**Task**
Reproduce the entries word for word, and omit any picture you find in them.

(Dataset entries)
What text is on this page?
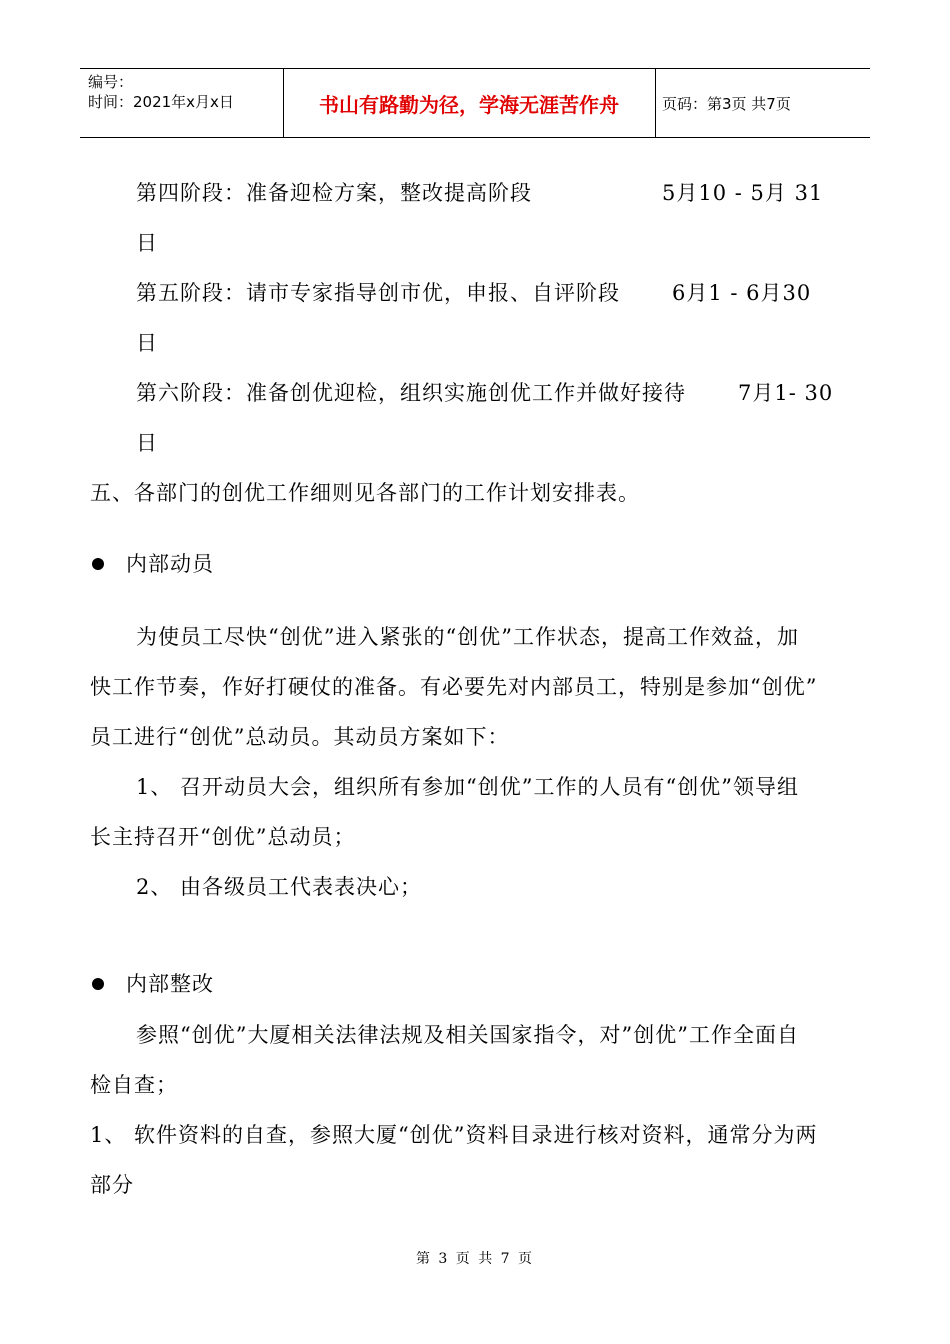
编号：
时间：2021年x月x日	书山有路勤为径，学海无涯苦作舟	页码：第3页 共7页
第四阶段：准备迎检方案，整改提高阶段	5月10 - 5月 31
日
第五阶段：请市专家指导创市优，申报、自评阶段 6月1 - 6月30
日
第六阶段：准备创优迎检，组织实施创优工作并做好接待 7月1- 30
日
五、各部门的创优工作细则见各部门的工作计划安排表。
内部动员
为使员工尽快“创优”进入紧张的“创优”工作状态，提高工作效益，加
快工作节奏，作好打硬仗的准备。有必要先对内部员工，特别是参加“创优”
员工进行“创优”总动员。其动员方案如下：
1、 召开动员大会，组织所有参加“创优”工作的人员有“创优”领导组
长主持召开“创优”总动员；
2、 由各级员工代表表决心；
内部整改
参照“创优”大厦相关法律法规及相关国家指令，对”创优”工作全面自
检自查；
1、 软件资料的自查，参照大厦“创优”资料目录进行核对资料，通常分为两
部分
第 3 页 共 7 页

**Expected output**
What text is on this page?
编号：
时间：2021年x月x日	书山有路勤为径，学海无涯苦作舟	页码：第3页 共7页
第四阶段：准备迎检方案，整改提高阶段	5月10 - 5月 31
日
第五阶段：请市专家指导创市优，申报、自评阶段 6月1 - 6月30
日
第六阶段：准备创优迎检，组织实施创优工作并做好接待 7月1- 30
日
五、各部门的创优工作细则见各部门的工作计划安排表。
内部动员
为使员工尽快“创优”进入紧张的“创优”工作状态，提高工作效益，加
快工作节奏，作好打硬仗的准备。有必要先对内部员工，特别是参加“创优”
员工进行“创优”总动员。其动员方案如下：
1、 召开动员大会，组织所有参加“创优”工作的人员有“创优”领导组
长主持召开“创优”总动员；
2、 由各级员工代表表决心；
内部整改
参照“创优”大厦相关法律法规及相关国家指令，对”创优”工作全面自
检自查；
1、 软件资料的自查，参照大厦“创优”资料目录进行核对资料，通常分为两
部分
第 3 页 共 7 页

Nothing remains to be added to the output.